*WORK TO DO:* Every entry must be copied word for word.
** Begin **
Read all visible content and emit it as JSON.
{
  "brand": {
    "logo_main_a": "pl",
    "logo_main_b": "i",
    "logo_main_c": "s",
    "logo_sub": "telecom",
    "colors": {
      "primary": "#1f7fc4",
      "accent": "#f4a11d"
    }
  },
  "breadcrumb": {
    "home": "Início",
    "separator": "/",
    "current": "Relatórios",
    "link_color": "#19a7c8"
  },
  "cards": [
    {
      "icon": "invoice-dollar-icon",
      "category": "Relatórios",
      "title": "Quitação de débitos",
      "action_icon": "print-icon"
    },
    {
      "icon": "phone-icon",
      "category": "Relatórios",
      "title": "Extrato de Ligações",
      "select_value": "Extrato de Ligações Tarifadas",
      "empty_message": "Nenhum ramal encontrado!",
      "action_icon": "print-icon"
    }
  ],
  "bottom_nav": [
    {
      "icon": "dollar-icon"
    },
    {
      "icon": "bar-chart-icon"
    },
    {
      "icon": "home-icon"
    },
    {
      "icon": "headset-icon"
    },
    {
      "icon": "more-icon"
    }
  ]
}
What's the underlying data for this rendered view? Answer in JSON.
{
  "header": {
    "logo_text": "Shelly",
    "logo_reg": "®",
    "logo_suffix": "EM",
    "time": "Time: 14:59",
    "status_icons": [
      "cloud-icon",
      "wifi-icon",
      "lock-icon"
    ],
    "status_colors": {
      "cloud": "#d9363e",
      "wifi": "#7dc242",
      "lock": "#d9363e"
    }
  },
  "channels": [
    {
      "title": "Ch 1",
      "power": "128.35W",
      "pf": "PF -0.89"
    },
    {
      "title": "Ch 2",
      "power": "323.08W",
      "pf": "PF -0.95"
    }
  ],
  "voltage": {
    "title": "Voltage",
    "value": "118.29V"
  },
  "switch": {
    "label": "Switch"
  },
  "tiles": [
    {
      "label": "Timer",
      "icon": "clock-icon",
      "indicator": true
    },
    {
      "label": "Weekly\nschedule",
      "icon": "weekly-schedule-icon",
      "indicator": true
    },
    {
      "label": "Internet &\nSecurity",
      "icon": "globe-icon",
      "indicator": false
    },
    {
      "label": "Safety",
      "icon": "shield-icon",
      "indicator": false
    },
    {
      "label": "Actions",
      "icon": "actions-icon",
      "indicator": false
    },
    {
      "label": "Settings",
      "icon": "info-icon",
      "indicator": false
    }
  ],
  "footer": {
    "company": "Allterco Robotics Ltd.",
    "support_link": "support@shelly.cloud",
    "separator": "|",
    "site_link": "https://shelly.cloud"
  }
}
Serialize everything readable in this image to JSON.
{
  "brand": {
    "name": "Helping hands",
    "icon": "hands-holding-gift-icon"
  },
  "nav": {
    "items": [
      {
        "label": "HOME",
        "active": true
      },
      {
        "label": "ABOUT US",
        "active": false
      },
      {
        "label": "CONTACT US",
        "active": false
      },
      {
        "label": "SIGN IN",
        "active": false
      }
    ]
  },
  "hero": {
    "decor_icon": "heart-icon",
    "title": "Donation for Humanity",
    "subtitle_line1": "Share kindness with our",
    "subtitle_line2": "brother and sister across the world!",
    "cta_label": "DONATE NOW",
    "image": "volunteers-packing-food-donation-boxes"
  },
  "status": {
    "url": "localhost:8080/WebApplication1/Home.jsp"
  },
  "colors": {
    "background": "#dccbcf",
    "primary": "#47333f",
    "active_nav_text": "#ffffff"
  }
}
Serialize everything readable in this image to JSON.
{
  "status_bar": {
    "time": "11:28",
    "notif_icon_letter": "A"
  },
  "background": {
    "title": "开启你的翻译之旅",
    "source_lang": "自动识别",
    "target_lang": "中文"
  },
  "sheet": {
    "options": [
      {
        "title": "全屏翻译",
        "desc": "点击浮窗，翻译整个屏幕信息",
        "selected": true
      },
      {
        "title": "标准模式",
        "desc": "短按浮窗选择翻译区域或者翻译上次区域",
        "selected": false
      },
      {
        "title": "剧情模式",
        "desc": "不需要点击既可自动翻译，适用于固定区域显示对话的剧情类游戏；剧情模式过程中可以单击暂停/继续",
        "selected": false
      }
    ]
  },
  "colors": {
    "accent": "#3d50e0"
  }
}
** End **
*COMPLETED TASK:*
Read all visible content and emit it as JSON.
{
  "brand": {
    "logo_main_a": "pl",
    "logo_main_b": "i",
    "logo_main_c": "s",
    "logo_sub": "telecom",
    "colors": {
      "primary": "#1f7fc4",
      "accent": "#f4a11d"
    }
  },
  "breadcrumb": {
    "home": "Início",
    "separator": "/",
    "current": "Relatórios",
    "link_color": "#19a7c8"
  },
  "cards": [
    {
      "icon": "invoice-dollar-icon",
      "category": "Relatórios",
      "title": "Quitação de débitos",
      "action_icon": "print-icon"
    },
    {
      "icon": "phone-icon",
      "category": "Relatórios",
      "title": "Extrato de Ligações",
      "select_value": "Extrato de Ligações Tarifadas",
      "empty_message": "Nenhum ramal encontrado!",
      "action_icon": "print-icon"
    }
  ],
  "bottom_nav": [
    {
      "icon": "dollar-icon"
    },
    {
      "icon": "bar-chart-icon"
    },
    {
      "icon": "home-icon"
    },
    {
      "icon": "headset-icon"
    },
    {
      "icon": "more-icon"
    }
  ]
}
What's the underlying data for this rendered view? Answer in JSON.
{
  "header": {
    "logo_text": "Shelly",
    "logo_reg": "®",
    "logo_suffix": "EM",
    "time": "Time: 14:59",
    "status_icons": [
      "cloud-icon",
      "wifi-icon",
      "lock-icon"
    ],
    "status_colors": {
      "cloud": "#d9363e",
      "wifi": "#7dc242",
      "lock": "#d9363e"
    }
  },
  "channels": [
    {
      "title": "Ch 1",
      "power": "128.35W",
      "pf": "PF -0.89"
    },
    {
      "title": "Ch 2",
      "power": "323.08W",
      "pf": "PF -0.95"
    }
  ],
  "voltage": {
    "title": "Voltage",
    "value": "118.29V"
  },
  "switch": {
    "label": "Switch"
  },
  "tiles": [
    {
      "label": "Timer",
      "icon": "clock-icon",
      "indicator": true
    },
    {
      "label": "Weekly\nschedule",
      "icon": "weekly-schedule-icon",
      "indicator": true
    },
    {
      "label": "Internet &\nSecurity",
      "icon": "globe-icon",
      "indicator": false
    },
    {
      "label": "Safety",
      "icon": "shield-icon",
      "indicator": false
    },
    {
      "label": "Actions",
      "icon": "actions-icon",
      "indicator": false
    },
    {
      "label": "Settings",
      "icon": "info-icon",
      "indicator": false
    }
  ],
  "footer": {
    "company": "Allterco Robotics Ltd.",
    "support_link": "support@shelly.cloud",
    "separator": "|",
    "site_link": "https://shelly.cloud"
  }
}
Serialize everything readable in this image to JSON.
{
  "brand": {
    "name": "Helping hands",
    "icon": "hands-holding-gift-icon"
  },
  "nav": {
    "items": [
      {
        "label": "HOME",
        "active": true
      },
      {
        "label": "ABOUT US",
        "active": false
      },
      {
        "label": "CONTACT US",
        "active": false
      },
      {
        "label": "SIGN IN",
        "active": false
      }
    ]
  },
  "hero": {
    "decor_icon": "heart-icon",
    "title": "Donation for Humanity",
    "subtitle_line1": "Share kindness with our",
    "subtitle_line2": "brother and sister across the world!",
    "cta_label": "DONATE NOW",
    "image": "volunteers-packing-food-donation-boxes"
  },
  "status": {
    "url": "localhost:8080/WebApplication1/Home.jsp"
  },
  "colors": {
    "background": "#dccbcf",
    "primary": "#47333f",
    "active_nav_text": "#ffffff"
  }
}
Serialize everything readable in this image to JSON.
{
  "status_bar": {
    "time": "11:28",
    "notif_icon_letter": "A"
  },
  "background": {
    "title": "开启你的翻译之旅",
    "source_lang": "自动识别",
    "target_lang": "中文"
  },
  "sheet": {
    "options": [
      {
        "title": "全屏翻译",
        "desc": "点击浮窗，翻译整个屏幕信息",
        "selected": true
      },
      {
        "title": "标准模式",
        "desc": "短按浮窗选择翻译区域或者翻译上次区域",
        "selected": false
      },
      {
        "title": "剧情模式",
        "desc": "不需要点击既可自动翻译，适用于固定区域显示对话的剧情类游戏；剧情模式过程中可以单击暂停/继续",
        "selected": false
      }
    ]
  },
  "colors": {
    "accent": "#3d50e0"
  }
}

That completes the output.